Material for the task

● ● ● ● ●

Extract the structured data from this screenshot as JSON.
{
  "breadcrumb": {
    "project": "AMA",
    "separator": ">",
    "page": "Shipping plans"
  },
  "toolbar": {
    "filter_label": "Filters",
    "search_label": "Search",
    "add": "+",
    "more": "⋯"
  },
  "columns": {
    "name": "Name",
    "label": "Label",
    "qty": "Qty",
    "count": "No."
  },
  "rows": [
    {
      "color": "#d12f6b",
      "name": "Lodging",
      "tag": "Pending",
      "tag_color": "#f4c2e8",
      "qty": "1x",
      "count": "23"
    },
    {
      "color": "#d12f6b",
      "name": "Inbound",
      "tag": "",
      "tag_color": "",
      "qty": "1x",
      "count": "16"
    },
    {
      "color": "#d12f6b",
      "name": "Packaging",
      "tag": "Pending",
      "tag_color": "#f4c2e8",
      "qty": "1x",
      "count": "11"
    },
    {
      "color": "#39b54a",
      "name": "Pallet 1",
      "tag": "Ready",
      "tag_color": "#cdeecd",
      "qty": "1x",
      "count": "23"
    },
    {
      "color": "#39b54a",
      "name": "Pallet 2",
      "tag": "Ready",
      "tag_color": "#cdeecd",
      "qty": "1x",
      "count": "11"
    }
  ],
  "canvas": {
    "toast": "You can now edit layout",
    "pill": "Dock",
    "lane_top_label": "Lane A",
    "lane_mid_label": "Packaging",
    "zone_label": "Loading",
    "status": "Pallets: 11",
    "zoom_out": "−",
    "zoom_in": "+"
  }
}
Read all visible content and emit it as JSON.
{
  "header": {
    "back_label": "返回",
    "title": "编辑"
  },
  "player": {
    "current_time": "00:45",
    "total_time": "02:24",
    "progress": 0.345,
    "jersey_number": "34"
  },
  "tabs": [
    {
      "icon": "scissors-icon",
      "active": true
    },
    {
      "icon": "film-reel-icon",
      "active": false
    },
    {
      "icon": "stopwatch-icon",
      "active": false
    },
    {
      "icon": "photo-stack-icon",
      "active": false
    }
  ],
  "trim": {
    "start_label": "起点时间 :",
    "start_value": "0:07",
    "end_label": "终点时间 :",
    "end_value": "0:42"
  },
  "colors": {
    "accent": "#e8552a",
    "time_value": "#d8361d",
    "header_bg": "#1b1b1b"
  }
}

● ● ● ● ●

Written problem
Transcribe the full listing above without leaving anything out.

Worked solution
Extract the structured data from this screenshot as JSON.
{
  "breadcrumb": {
    "project": "AMA",
    "separator": ">",
    "page": "Shipping plans"
  },
  "toolbar": {
    "filter_label": "Filters",
    "search_label": "Search",
    "add": "+",
    "more": "⋯"
  },
  "columns": {
    "name": "Name",
    "label": "Label",
    "qty": "Qty",
    "count": "No."
  },
  "rows": [
    {
      "color": "#d12f6b",
      "name": "Lodging",
      "tag": "Pending",
      "tag_color": "#f4c2e8",
      "qty": "1x",
      "count": "23"
    },
    {
      "color": "#d12f6b",
      "name": "Inbound",
      "tag": "",
      "tag_color": "",
      "qty": "1x",
      "count": "16"
    },
    {
      "color": "#d12f6b",
      "name": "Packaging",
      "tag": "Pending",
      "tag_color": "#f4c2e8",
      "qty": "1x",
      "count": "11"
    },
    {
      "color": "#39b54a",
      "name": "Pallet 1",
      "tag": "Ready",
      "tag_color": "#cdeecd",
      "qty": "1x",
      "count": "23"
    },
    {
      "color": "#39b54a",
      "name": "Pallet 2",
      "tag": "Ready",
      "tag_color": "#cdeecd",
      "qty": "1x",
      "count": "11"
    }
  ],
  "canvas": {
    "toast": "You can now edit layout",
    "pill": "Dock",
    "lane_top_label": "Lane A",
    "lane_mid_label": "Packaging",
    "zone_label": "Loading",
    "status": "Pallets: 11",
    "zoom_out": "−",
    "zoom_in": "+"
  }
}
Read all visible content and emit it as JSON.
{
  "header": {
    "back_label": "返回",
    "title": "编辑"
  },
  "player": {
    "current_time": "00:45",
    "total_time": "02:24",
    "progress": 0.345,
    "jersey_number": "34"
  },
  "tabs": [
    {
      "icon": "scissors-icon",
      "active": true
    },
    {
      "icon": "film-reel-icon",
      "active": false
    },
    {
      "icon": "stopwatch-icon",
      "active": false
    },
    {
      "icon": "photo-stack-icon",
      "active": false
    }
  ],
  "trim": {
    "start_label": "起点时间 :",
    "start_value": "0:07",
    "end_label": "终点时间 :",
    "end_value": "0:42"
  },
  "colors": {
    "accent": "#e8552a",
    "time_value": "#d8361d",
    "header_bg": "#1b1b1b"
  }
}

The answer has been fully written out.